### OBJECTIVE
Print the entries that appear below, exactly as written and without their pictures.

### EXTRACTED INFORMATION

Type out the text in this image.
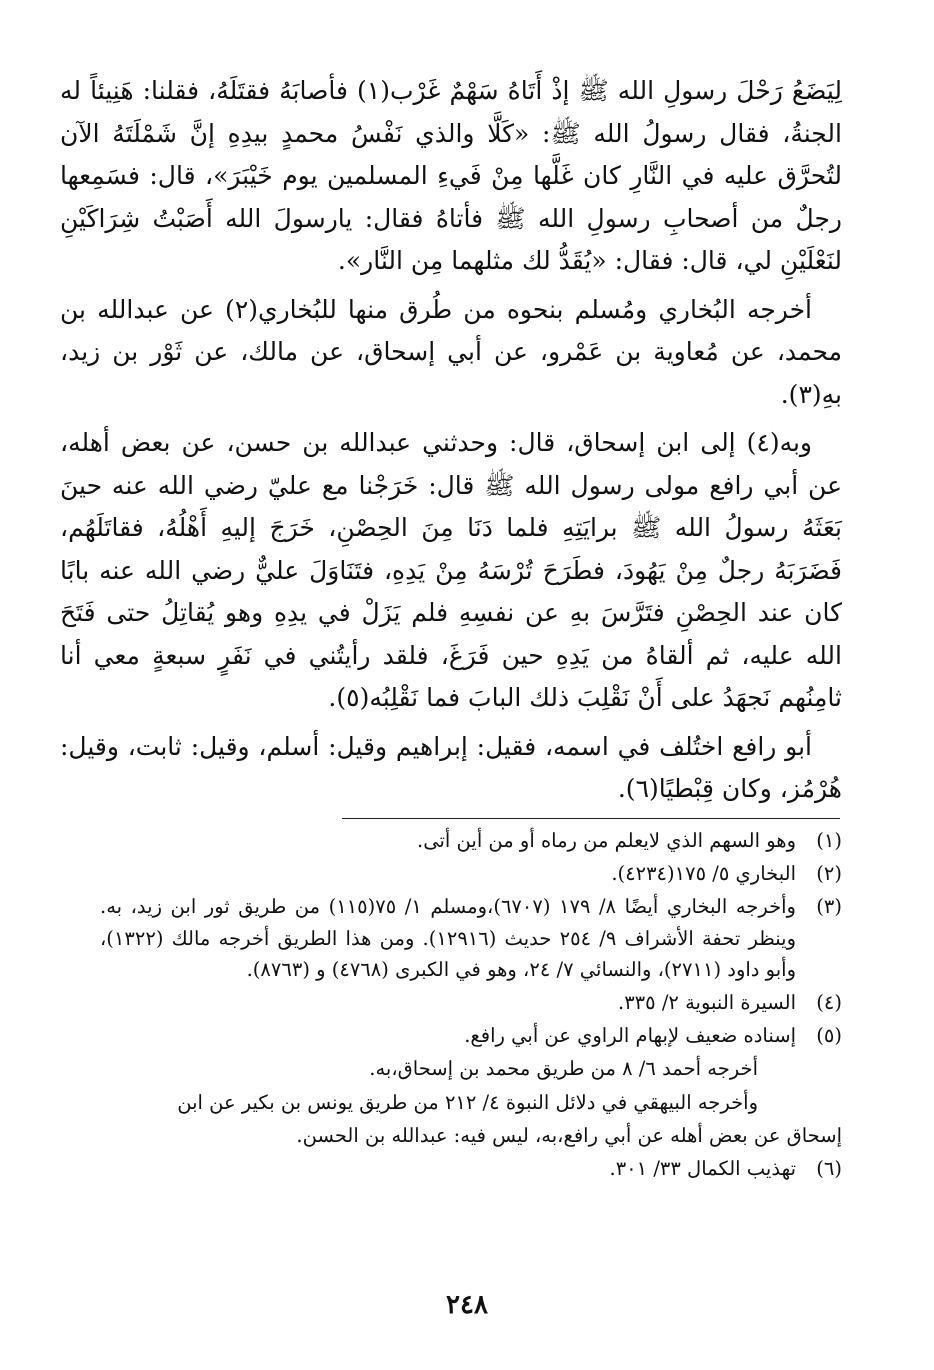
لِيَضَعُ رَحْلَ رسولِ الله ﷺ إذْ أَتَاهُ سَهْمٌ غَرْب(١) فأصابَهُ فقتَلَهُ، فقلنا: هَنِيئاً له الجنةُ، فقال رسولُ الله ﷺ: «كَلَّا والذي نَفْسُ محمدٍ بيدِهِ إنَّ شَمْلَتَهُ الآن لتُحرَّق عليه في النَّارِ كان غَلَّها مِنْ فَيءِ المسلمين يوم خَيْبَرَ»، قال: فسَمِعها رجلٌ من أصحابِ رسولِ الله ﷺ فأتاهُ فقال: يارسولَ الله أَصَبْتُ شِرَاكَيْنِ لنَعْلَيْنِ لي، قال: فقال: «يُقَدُّ لك مثلهما مِن النَّار».

أخرجه البُخاري ومُسلم بنحوه من طُرق منها للبُخاري(٢) عن عبدالله بن محمد، عن مُعاوية بن عَمْرو، عن أبي إسحاق، عن مالك، عن ثَوْر بن زيد، بهِ(٣).

وبه(٤) إلى ابن إسحاق، قال: وحدثني عبدالله بن حسن، عن بعض أهله، عن أبي رافع مولى رسول الله ﷺ قال: خَرَجْنا مع عليّ رضي الله عنه حينَ بَعَثَهُ رسولُ الله ﷺ برايَتِهِ فلما دَنَا مِنَ الحِصْنِ، خَرَجَ إليهِ أَهْلُهُ، فقاتَلَهُم، فَضَرَبَهُ رجلٌ مِنْ يَهُودَ، فطَرَحَ تُرْسَهُ مِنْ يَدِهِ، فتَنَاوَلَ عليٌّ رضي الله عنه بابًا كان عند الحِصْنِ فتَرَّسَ بهِ عن نفسِهِ فلم يَزَلْ في يدِهِ وهو يُقاتِلُ حتى فَتَحَ الله عليه، ثم ألقاهُ من يَدِهِ حين فَرَغَ، فلقد رأيتُني في نَفَرٍ سبعةٍ معي أنا ثامِنُهم نَجهَدُ على أَنْ نَقْلِبَ ذلك البابَ فما نَقْلِبُه(٥).

أبو رافع اختُلف في اسمه، فقيل: إبراهيم وقيل: أسلم، وقيل: ثابت، وقيل: هُرْمُز، وكان قِبْطيًا(٦).

(١)
وهو السهم الذي لايعلم من رماه أو من أين أتى.
(٢)
البخاري ٥/ ١٧٥(٤٢٣٤).
(٣)
وأخرجه البخاري أيضًا ٨/ ١٧٩ (٦٧٠٧)،ومسلم ١/ ٧٥(١١٥) من طريق ثور ابن زيد، به. وينظر تحفة الأشراف ٩/ ٢٥٤ حديث (١٢٩١٦). ومن هذا الطريق أخرجه مالك (١٣٢٢)، وأبو داود (٢٧١١)، والنسائي ٧/ ٢٤، وهو في الكبرى (٤٧٦٨) و (٨٧٦٣).
(٤)
السيرة النبوية ٢/ ٣٣٥.
(٥)
إسناده ضعيف لإبهام الراوي عن أبي رافع.
أخرجه أحمد ٦/ ٨ من طريق محمد بن إسحاق،به.
وأخرجه البيهقي في دلائل النبوة ٤/ ٢١٢ من طريق يونس بن بكير عن ابن
إسحاق عن بعض أهله عن أبي رافع،به، ليس فيه: عبدالله بن الحسن.
(٦)
تهذيب الكمال ٣٣/ ٣٠١.
٢٤٨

### TASK RESPONSE
Type out the text in this image.
لِيَضَعُ رَحْلَ رسولِ الله ﷺ إذْ أَتَاهُ سَهْمٌ غَرْب(١) فأصابَهُ فقتَلَهُ، فقلنا: هَنِيئاً له الجنةُ، فقال رسولُ الله ﷺ: «كَلَّا والذي نَفْسُ محمدٍ بيدِهِ إنَّ شَمْلَتَهُ الآن لتُحرَّق عليه في النَّارِ كان غَلَّها مِنْ فَيءِ المسلمين يوم خَيْبَرَ»، قال: فسَمِعها رجلٌ من أصحابِ رسولِ الله ﷺ فأتاهُ فقال: يارسولَ الله أَصَبْتُ شِرَاكَيْنِ لنَعْلَيْنِ لي، قال: فقال: «يُقَدُّ لك مثلهما مِن النَّار».

أخرجه البُخاري ومُسلم بنحوه من طُرق منها للبُخاري(٢) عن عبدالله بن محمد، عن مُعاوية بن عَمْرو، عن أبي إسحاق، عن مالك، عن ثَوْر بن زيد، بهِ(٣).

وبه(٤) إلى ابن إسحاق، قال: وحدثني عبدالله بن حسن، عن بعض أهله، عن أبي رافع مولى رسول الله ﷺ قال: خَرَجْنا مع عليّ رضي الله عنه حينَ بَعَثَهُ رسولُ الله ﷺ برايَتِهِ فلما دَنَا مِنَ الحِصْنِ، خَرَجَ إليهِ أَهْلُهُ، فقاتَلَهُم، فَضَرَبَهُ رجلٌ مِنْ يَهُودَ، فطَرَحَ تُرْسَهُ مِنْ يَدِهِ، فتَنَاوَلَ عليٌّ رضي الله عنه بابًا كان عند الحِصْنِ فتَرَّسَ بهِ عن نفسِهِ فلم يَزَلْ في يدِهِ وهو يُقاتِلُ حتى فَتَحَ الله عليه، ثم ألقاهُ من يَدِهِ حين فَرَغَ، فلقد رأيتُني في نَفَرٍ سبعةٍ معي أنا ثامِنُهم نَجهَدُ على أَنْ نَقْلِبَ ذلك البابَ فما نَقْلِبُه(٥).

أبو رافع اختُلف في اسمه، فقيل: إبراهيم وقيل: أسلم، وقيل: ثابت، وقيل: هُرْمُز، وكان قِبْطيًا(٦).

(١)
وهو السهم الذي لايعلم من رماه أو من أين أتى.
(٢)
البخاري ٥/ ١٧٥(٤٢٣٤).
(٣)
وأخرجه البخاري أيضًا ٨/ ١٧٩ (٦٧٠٧)،ومسلم ١/ ٧٥(١١٥) من طريق ثور ابن زيد، به. وينظر تحفة الأشراف ٩/ ٢٥٤ حديث (١٢٩١٦). ومن هذا الطريق أخرجه مالك (١٣٢٢)، وأبو داود (٢٧١١)، والنسائي ٧/ ٢٤، وهو في الكبرى (٤٧٦٨) و (٨٧٦٣).
(٤)
السيرة النبوية ٢/ ٣٣٥.
(٥)
إسناده ضعيف لإبهام الراوي عن أبي رافع.
أخرجه أحمد ٦/ ٨ من طريق محمد بن إسحاق،به.
وأخرجه البيهقي في دلائل النبوة ٤/ ٢١٢ من طريق يونس بن بكير عن ابن
إسحاق عن بعض أهله عن أبي رافع،به، ليس فيه: عبدالله بن الحسن.
(٦)
تهذيب الكمال ٣٣/ ٣٠١.
٢٤٨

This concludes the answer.